| Written exercise |
Print all the data, keeping every line exactly as it is.

[Dataset listings of figures]
START
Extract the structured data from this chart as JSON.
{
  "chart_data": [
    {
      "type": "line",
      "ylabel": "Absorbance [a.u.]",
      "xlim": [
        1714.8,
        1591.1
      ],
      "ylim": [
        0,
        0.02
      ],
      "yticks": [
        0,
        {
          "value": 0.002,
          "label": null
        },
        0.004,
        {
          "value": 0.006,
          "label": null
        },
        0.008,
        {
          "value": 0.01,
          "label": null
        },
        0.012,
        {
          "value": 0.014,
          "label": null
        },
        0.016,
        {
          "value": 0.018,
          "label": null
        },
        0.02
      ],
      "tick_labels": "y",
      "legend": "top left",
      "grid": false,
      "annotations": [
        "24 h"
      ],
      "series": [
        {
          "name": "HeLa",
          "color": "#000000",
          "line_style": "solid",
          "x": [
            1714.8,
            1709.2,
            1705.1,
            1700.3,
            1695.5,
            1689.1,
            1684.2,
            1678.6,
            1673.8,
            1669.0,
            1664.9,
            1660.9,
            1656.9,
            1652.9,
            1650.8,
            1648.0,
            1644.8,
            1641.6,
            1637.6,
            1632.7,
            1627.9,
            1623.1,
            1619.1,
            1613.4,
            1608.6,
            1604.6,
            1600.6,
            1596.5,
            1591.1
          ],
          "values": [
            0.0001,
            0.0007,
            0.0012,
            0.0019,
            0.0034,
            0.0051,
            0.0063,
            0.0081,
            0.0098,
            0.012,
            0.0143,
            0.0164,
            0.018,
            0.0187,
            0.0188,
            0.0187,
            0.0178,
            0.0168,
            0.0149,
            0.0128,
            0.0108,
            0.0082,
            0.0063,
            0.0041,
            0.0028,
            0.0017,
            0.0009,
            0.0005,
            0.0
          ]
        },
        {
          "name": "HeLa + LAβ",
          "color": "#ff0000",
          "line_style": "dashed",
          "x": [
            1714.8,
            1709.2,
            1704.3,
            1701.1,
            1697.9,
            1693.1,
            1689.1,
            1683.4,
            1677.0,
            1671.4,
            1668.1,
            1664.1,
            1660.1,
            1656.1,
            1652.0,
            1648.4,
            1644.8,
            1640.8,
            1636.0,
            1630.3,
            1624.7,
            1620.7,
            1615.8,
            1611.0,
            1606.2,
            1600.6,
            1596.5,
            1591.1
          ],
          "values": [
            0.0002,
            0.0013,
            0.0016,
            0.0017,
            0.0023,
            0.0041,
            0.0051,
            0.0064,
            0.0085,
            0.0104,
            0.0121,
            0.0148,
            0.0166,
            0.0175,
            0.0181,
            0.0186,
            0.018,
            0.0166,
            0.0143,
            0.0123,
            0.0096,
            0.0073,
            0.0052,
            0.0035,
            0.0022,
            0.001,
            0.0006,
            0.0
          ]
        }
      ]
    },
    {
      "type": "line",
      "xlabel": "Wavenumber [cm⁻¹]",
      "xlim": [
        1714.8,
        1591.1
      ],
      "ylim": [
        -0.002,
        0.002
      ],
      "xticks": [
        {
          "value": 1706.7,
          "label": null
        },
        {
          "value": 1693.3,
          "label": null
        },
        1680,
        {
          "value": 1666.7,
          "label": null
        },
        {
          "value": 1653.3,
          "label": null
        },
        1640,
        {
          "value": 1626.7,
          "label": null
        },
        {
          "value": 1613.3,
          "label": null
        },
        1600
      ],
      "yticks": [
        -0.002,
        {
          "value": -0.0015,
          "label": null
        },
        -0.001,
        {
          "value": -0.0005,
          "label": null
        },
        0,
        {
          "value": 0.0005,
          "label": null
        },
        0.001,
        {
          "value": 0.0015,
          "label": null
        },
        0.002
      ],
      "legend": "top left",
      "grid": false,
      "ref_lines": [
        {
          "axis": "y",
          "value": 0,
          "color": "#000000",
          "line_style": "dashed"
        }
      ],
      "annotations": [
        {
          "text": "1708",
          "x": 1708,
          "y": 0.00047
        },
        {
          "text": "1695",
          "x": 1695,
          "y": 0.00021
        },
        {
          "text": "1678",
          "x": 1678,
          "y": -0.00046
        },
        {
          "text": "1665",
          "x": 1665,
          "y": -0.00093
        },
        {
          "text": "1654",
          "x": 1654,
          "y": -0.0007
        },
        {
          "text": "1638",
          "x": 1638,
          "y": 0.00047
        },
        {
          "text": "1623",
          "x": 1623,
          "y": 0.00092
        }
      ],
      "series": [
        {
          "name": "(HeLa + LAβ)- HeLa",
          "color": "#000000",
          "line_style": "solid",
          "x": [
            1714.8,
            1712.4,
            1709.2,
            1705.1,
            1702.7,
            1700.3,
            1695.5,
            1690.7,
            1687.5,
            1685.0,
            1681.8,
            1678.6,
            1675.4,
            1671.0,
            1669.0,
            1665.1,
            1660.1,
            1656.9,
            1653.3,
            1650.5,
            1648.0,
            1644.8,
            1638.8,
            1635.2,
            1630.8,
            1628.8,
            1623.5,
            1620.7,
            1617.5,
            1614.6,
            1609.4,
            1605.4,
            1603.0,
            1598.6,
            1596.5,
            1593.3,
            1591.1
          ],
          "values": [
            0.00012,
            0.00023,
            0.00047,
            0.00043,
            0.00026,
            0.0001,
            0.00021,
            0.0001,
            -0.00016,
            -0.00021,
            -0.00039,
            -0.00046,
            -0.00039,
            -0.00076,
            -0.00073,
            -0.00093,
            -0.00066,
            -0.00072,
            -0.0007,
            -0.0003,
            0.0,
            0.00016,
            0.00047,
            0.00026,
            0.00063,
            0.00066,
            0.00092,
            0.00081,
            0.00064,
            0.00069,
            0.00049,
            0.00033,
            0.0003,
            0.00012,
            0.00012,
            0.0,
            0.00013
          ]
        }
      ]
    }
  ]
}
END
| Solution to the problem |
Extract the structured data from this chart as JSON.
{
  "chart_data": [
    {
      "type": "line",
      "ylabel": "Absorbance [a.u.]",
      "xlim": [
        1714.8,
        1591.1
      ],
      "ylim": [
        0,
        0.02
      ],
      "yticks": [
        0,
        {
          "value": 0.002,
          "label": null
        },
        0.004,
        {
          "value": 0.006,
          "label": null
        },
        0.008,
        {
          "value": 0.01,
          "label": null
        },
        0.012,
        {
          "value": 0.014,
          "label": null
        },
        0.016,
        {
          "value": 0.018,
          "label": null
        },
        0.02
      ],
      "tick_labels": "y",
      "legend": "top left",
      "grid": false,
      "annotations": [
        "24 h"
      ],
      "series": [
        {
          "name": "HeLa",
          "color": "#000000",
          "line_style": "solid",
          "x": [
            1714.8,
            1709.2,
            1705.1,
            1700.3,
            1695.5,
            1689.1,
            1684.2,
            1678.6,
            1673.8,
            1669.0,
            1664.9,
            1660.9,
            1656.9,
            1652.9,
            1650.8,
            1648.0,
            1644.8,
            1641.6,
            1637.6,
            1632.7,
            1627.9,
            1623.1,
            1619.1,
            1613.4,
            1608.6,
            1604.6,
            1600.6,
            1596.5,
            1591.1
          ],
          "values": [
            0.0001,
            0.0007,
            0.0012,
            0.0019,
            0.0034,
            0.0051,
            0.0063,
            0.0081,
            0.0098,
            0.012,
            0.0143,
            0.0164,
            0.018,
            0.0187,
            0.0188,
            0.0187,
            0.0178,
            0.0168,
            0.0149,
            0.0128,
            0.0108,
            0.0082,
            0.0063,
            0.0041,
            0.0028,
            0.0017,
            0.0009,
            0.0005,
            0.0
          ]
        },
        {
          "name": "HeLa + LAβ",
          "color": "#ff0000",
          "line_style": "dashed",
          "x": [
            1714.8,
            1709.2,
            1704.3,
            1701.1,
            1697.9,
            1693.1,
            1689.1,
            1683.4,
            1677.0,
            1671.4,
            1668.1,
            1664.1,
            1660.1,
            1656.1,
            1652.0,
            1648.4,
            1644.8,
            1640.8,
            1636.0,
            1630.3,
            1624.7,
            1620.7,
            1615.8,
            1611.0,
            1606.2,
            1600.6,
            1596.5,
            1591.1
          ],
          "values": [
            0.0002,
            0.0013,
            0.0016,
            0.0017,
            0.0023,
            0.0041,
            0.0051,
            0.0064,
            0.0085,
            0.0104,
            0.0121,
            0.0148,
            0.0166,
            0.0175,
            0.0181,
            0.0186,
            0.018,
            0.0166,
            0.0143,
            0.0123,
            0.0096,
            0.0073,
            0.0052,
            0.0035,
            0.0022,
            0.001,
            0.0006,
            0.0
          ]
        }
      ]
    },
    {
      "type": "line",
      "xlabel": "Wavenumber [cm⁻¹]",
      "xlim": [
        1714.8,
        1591.1
      ],
      "ylim": [
        -0.002,
        0.002
      ],
      "xticks": [
        {
          "value": 1706.7,
          "label": null
        },
        {
          "value": 1693.3,
          "label": null
        },
        1680,
        {
          "value": 1666.7,
          "label": null
        },
        {
          "value": 1653.3,
          "label": null
        },
        1640,
        {
          "value": 1626.7,
          "label": null
        },
        {
          "value": 1613.3,
          "label": null
        },
        1600
      ],
      "yticks": [
        -0.002,
        {
          "value": -0.0015,
          "label": null
        },
        -0.001,
        {
          "value": -0.0005,
          "label": null
        },
        0,
        {
          "value": 0.0005,
          "label": null
        },
        0.001,
        {
          "value": 0.0015,
          "label": null
        },
        0.002
      ],
      "legend": "top left",
      "grid": false,
      "ref_lines": [
        {
          "axis": "y",
          "value": 0,
          "color": "#000000",
          "line_style": "dashed"
        }
      ],
      "annotations": [
        {
          "text": "1708",
          "x": 1708,
          "y": 0.00047
        },
        {
          "text": "1695",
          "x": 1695,
          "y": 0.00021
        },
        {
          "text": "1678",
          "x": 1678,
          "y": -0.00046
        },
        {
          "text": "1665",
          "x": 1665,
          "y": -0.00093
        },
        {
          "text": "1654",
          "x": 1654,
          "y": -0.0007
        },
        {
          "text": "1638",
          "x": 1638,
          "y": 0.00047
        },
        {
          "text": "1623",
          "x": 1623,
          "y": 0.00092
        }
      ],
      "series": [
        {
          "name": "(HeLa + LAβ)- HeLa",
          "color": "#000000",
          "line_style": "solid",
          "x": [
            1714.8,
            1712.4,
            1709.2,
            1705.1,
            1702.7,
            1700.3,
            1695.5,
            1690.7,
            1687.5,
            1685.0,
            1681.8,
            1678.6,
            1675.4,
            1671.0,
            1669.0,
            1665.1,
            1660.1,
            1656.9,
            1653.3,
            1650.5,
            1648.0,
            1644.8,
            1638.8,
            1635.2,
            1630.8,
            1628.8,
            1623.5,
            1620.7,
            1617.5,
            1614.6,
            1609.4,
            1605.4,
            1603.0,
            1598.6,
            1596.5,
            1593.3,
            1591.1
          ],
          "values": [
            0.00012,
            0.00023,
            0.00047,
            0.00043,
            0.00026,
            0.0001,
            0.00021,
            0.0001,
            -0.00016,
            -0.00021,
            -0.00039,
            -0.00046,
            -0.00039,
            -0.00076,
            -0.00073,
            -0.00093,
            -0.00066,
            -0.00072,
            -0.0007,
            -0.0003,
            0.0,
            0.00016,
            0.00047,
            0.00026,
            0.00063,
            0.00066,
            0.00092,
            0.00081,
            0.00064,
            0.00069,
            0.00049,
            0.00033,
            0.0003,
            0.00012,
            0.00012,
            0.0,
            0.00013
          ]
        }
      ]
    }
  ]
}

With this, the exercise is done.